EXERCISE DETAILS:
Each line of the material must be returned exactly.
****************
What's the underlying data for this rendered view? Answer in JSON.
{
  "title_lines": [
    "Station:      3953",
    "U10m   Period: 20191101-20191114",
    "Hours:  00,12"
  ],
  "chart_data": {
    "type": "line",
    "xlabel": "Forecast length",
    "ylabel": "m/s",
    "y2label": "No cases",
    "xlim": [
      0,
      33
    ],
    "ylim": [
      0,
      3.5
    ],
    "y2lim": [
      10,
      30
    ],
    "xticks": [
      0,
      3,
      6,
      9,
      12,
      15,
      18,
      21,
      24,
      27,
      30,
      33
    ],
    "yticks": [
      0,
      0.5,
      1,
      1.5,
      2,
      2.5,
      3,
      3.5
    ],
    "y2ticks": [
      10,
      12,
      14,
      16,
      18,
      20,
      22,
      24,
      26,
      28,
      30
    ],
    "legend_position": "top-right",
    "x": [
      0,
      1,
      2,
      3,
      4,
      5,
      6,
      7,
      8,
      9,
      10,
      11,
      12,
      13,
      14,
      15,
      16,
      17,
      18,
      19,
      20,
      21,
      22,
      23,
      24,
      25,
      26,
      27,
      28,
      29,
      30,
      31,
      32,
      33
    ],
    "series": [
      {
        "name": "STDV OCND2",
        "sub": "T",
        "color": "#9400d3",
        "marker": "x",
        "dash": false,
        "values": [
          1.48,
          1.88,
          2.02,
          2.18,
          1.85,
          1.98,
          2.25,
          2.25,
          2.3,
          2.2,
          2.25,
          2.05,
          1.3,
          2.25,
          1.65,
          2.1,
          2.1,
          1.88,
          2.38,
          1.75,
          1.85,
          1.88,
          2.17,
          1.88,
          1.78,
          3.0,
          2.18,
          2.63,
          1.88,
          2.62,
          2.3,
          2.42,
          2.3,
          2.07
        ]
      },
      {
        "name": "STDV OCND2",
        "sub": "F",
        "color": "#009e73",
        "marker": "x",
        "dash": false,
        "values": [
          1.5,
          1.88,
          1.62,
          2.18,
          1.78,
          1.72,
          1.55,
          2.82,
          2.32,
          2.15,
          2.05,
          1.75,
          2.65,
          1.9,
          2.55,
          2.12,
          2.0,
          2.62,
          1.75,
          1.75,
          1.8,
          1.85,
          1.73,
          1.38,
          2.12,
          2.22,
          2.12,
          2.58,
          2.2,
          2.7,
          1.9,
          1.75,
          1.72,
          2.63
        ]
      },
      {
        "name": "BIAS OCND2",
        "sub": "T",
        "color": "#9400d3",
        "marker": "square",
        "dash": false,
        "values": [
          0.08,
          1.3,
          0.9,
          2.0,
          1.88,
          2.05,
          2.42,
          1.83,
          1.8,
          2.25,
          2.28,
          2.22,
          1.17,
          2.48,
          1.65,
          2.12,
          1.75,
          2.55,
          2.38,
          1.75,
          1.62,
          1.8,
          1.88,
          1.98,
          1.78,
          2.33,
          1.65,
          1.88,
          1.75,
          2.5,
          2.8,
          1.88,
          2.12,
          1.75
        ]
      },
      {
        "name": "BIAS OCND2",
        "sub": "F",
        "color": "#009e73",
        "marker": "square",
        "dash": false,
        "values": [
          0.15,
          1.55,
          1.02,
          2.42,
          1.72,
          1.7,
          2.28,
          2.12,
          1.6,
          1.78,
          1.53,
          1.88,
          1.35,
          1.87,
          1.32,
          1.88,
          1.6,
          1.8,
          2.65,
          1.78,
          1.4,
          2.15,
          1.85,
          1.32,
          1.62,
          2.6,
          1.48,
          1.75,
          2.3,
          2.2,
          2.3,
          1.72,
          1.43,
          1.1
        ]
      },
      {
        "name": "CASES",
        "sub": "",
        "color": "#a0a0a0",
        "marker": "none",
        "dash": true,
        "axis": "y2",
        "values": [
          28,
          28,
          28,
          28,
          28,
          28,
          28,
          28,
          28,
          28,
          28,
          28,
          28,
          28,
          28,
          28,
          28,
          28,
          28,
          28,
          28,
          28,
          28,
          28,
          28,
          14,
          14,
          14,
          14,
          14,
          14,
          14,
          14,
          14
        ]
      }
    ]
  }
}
****************
RESULT OF THIS EXERCISE:
What's the underlying data for this rendered view? Answer in JSON.
{
  "title_lines": [
    "Station:      3953",
    "U10m   Period: 20191101-20191114",
    "Hours:  00,12"
  ],
  "chart_data": {
    "type": "line",
    "xlabel": "Forecast length",
    "ylabel": "m/s",
    "y2label": "No cases",
    "xlim": [
      0,
      33
    ],
    "ylim": [
      0,
      3.5
    ],
    "y2lim": [
      10,
      30
    ],
    "xticks": [
      0,
      3,
      6,
      9,
      12,
      15,
      18,
      21,
      24,
      27,
      30,
      33
    ],
    "yticks": [
      0,
      0.5,
      1,
      1.5,
      2,
      2.5,
      3,
      3.5
    ],
    "y2ticks": [
      10,
      12,
      14,
      16,
      18,
      20,
      22,
      24,
      26,
      28,
      30
    ],
    "legend_position": "top-right",
    "x": [
      0,
      1,
      2,
      3,
      4,
      5,
      6,
      7,
      8,
      9,
      10,
      11,
      12,
      13,
      14,
      15,
      16,
      17,
      18,
      19,
      20,
      21,
      22,
      23,
      24,
      25,
      26,
      27,
      28,
      29,
      30,
      31,
      32,
      33
    ],
    "series": [
      {
        "name": "STDV OCND2",
        "sub": "T",
        "color": "#9400d3",
        "marker": "x",
        "dash": false,
        "values": [
          1.48,
          1.88,
          2.02,
          2.18,
          1.85,
          1.98,
          2.25,
          2.25,
          2.3,
          2.2,
          2.25,
          2.05,
          1.3,
          2.25,
          1.65,
          2.1,
          2.1,
          1.88,
          2.38,
          1.75,
          1.85,
          1.88,
          2.17,
          1.88,
          1.78,
          3.0,
          2.18,
          2.63,
          1.88,
          2.62,
          2.3,
          2.42,
          2.3,
          2.07
        ]
      },
      {
        "name": "STDV OCND2",
        "sub": "F",
        "color": "#009e73",
        "marker": "x",
        "dash": false,
        "values": [
          1.5,
          1.88,
          1.62,
          2.18,
          1.78,
          1.72,
          1.55,
          2.82,
          2.32,
          2.15,
          2.05,
          1.75,
          2.65,
          1.9,
          2.55,
          2.12,
          2.0,
          2.62,
          1.75,
          1.75,
          1.8,
          1.85,
          1.73,
          1.38,
          2.12,
          2.22,
          2.12,
          2.58,
          2.2,
          2.7,
          1.9,
          1.75,
          1.72,
          2.63
        ]
      },
      {
        "name": "BIAS OCND2",
        "sub": "T",
        "color": "#9400d3",
        "marker": "square",
        "dash": false,
        "values": [
          0.08,
          1.3,
          0.9,
          2.0,
          1.88,
          2.05,
          2.42,
          1.83,
          1.8,
          2.25,
          2.28,
          2.22,
          1.17,
          2.48,
          1.65,
          2.12,
          1.75,
          2.55,
          2.38,
          1.75,
          1.62,
          1.8,
          1.88,
          1.98,
          1.78,
          2.33,
          1.65,
          1.88,
          1.75,
          2.5,
          2.8,
          1.88,
          2.12,
          1.75
        ]
      },
      {
        "name": "BIAS OCND2",
        "sub": "F",
        "color": "#009e73",
        "marker": "square",
        "dash": false,
        "values": [
          0.15,
          1.55,
          1.02,
          2.42,
          1.72,
          1.7,
          2.28,
          2.12,
          1.6,
          1.78,
          1.53,
          1.88,
          1.35,
          1.87,
          1.32,
          1.88,
          1.6,
          1.8,
          2.65,
          1.78,
          1.4,
          2.15,
          1.85,
          1.32,
          1.62,
          2.6,
          1.48,
          1.75,
          2.3,
          2.2,
          2.3,
          1.72,
          1.43,
          1.1
        ]
      },
      {
        "name": "CASES",
        "sub": "",
        "color": "#a0a0a0",
        "marker": "none",
        "dash": true,
        "axis": "y2",
        "values": [
          28,
          28,
          28,
          28,
          28,
          28,
          28,
          28,
          28,
          28,
          28,
          28,
          28,
          28,
          28,
          28,
          28,
          28,
          28,
          28,
          28,
          28,
          28,
          28,
          28,
          14,
          14,
          14,
          14,
          14,
          14,
          14,
          14,
          14
        ]
      }
    ]
  }
}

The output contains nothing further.